Go through the data below and gather each line containing "medular".

DATA FOR THIS EXERCISE below:

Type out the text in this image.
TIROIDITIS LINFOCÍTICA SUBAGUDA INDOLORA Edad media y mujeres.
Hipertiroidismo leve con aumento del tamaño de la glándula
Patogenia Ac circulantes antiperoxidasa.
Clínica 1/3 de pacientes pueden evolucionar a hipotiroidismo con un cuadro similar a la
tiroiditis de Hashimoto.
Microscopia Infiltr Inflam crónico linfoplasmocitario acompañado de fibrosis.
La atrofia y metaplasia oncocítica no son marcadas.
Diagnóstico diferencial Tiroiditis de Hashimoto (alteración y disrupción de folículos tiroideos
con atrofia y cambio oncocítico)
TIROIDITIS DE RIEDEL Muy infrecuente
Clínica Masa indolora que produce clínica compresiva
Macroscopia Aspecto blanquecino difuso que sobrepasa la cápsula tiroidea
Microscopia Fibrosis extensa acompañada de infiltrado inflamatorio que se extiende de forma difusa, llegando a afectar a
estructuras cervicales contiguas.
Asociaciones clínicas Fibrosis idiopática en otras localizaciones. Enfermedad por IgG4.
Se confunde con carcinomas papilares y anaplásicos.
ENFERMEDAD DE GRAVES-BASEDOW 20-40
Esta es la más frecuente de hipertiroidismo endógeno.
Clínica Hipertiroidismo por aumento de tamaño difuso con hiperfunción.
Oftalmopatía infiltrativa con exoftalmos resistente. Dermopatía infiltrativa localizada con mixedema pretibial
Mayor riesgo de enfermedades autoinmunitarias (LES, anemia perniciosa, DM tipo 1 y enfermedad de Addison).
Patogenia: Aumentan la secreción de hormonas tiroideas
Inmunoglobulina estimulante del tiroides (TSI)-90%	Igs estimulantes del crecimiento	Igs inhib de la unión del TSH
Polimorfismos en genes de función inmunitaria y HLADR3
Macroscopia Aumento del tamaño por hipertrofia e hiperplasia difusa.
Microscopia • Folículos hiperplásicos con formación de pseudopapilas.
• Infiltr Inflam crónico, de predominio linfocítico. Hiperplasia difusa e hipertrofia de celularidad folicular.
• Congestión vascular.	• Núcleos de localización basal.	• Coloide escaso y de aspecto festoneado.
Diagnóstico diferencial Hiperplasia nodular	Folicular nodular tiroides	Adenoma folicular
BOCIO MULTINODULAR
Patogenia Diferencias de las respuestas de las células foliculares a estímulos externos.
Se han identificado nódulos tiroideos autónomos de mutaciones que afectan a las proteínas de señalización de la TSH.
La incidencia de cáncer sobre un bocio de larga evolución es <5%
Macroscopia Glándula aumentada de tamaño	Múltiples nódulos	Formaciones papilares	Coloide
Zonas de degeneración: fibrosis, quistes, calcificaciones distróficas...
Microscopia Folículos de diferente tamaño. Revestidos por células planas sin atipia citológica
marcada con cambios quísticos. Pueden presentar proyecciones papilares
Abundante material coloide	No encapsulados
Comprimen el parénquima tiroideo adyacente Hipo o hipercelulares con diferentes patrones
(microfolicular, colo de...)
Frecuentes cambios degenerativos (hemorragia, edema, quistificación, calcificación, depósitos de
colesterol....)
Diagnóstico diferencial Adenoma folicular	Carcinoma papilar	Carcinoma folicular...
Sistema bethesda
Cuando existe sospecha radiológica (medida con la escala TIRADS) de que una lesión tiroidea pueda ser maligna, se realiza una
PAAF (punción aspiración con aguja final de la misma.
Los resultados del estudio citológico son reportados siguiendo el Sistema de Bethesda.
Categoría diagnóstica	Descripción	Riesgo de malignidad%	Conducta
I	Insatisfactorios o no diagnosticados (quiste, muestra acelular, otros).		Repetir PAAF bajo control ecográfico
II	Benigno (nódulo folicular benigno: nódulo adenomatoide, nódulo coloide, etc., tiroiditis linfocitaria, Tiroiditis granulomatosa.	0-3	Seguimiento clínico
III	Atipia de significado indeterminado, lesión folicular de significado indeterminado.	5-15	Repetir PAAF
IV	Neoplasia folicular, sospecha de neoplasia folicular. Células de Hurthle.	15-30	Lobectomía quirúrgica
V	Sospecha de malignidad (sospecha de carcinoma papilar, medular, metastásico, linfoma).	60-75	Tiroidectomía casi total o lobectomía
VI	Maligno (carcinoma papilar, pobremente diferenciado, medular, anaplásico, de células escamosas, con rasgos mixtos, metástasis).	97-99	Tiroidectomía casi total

End of DATA FOR THIS EXERCISE.

◆ EXERCISE RESPONSE ◆
V	Sospecha de malignidad (sospecha de carcinoma papilar, medular, metastásico, linfoma).	60-75	Tiroidectomía casi total o lobectomía
VI	Maligno (carcinoma papilar, pobremente diferenciado, medular, anaplásico, de células escamosas, con rasgos mixtos, metástasis).	97-99	Tiroidectomía casi total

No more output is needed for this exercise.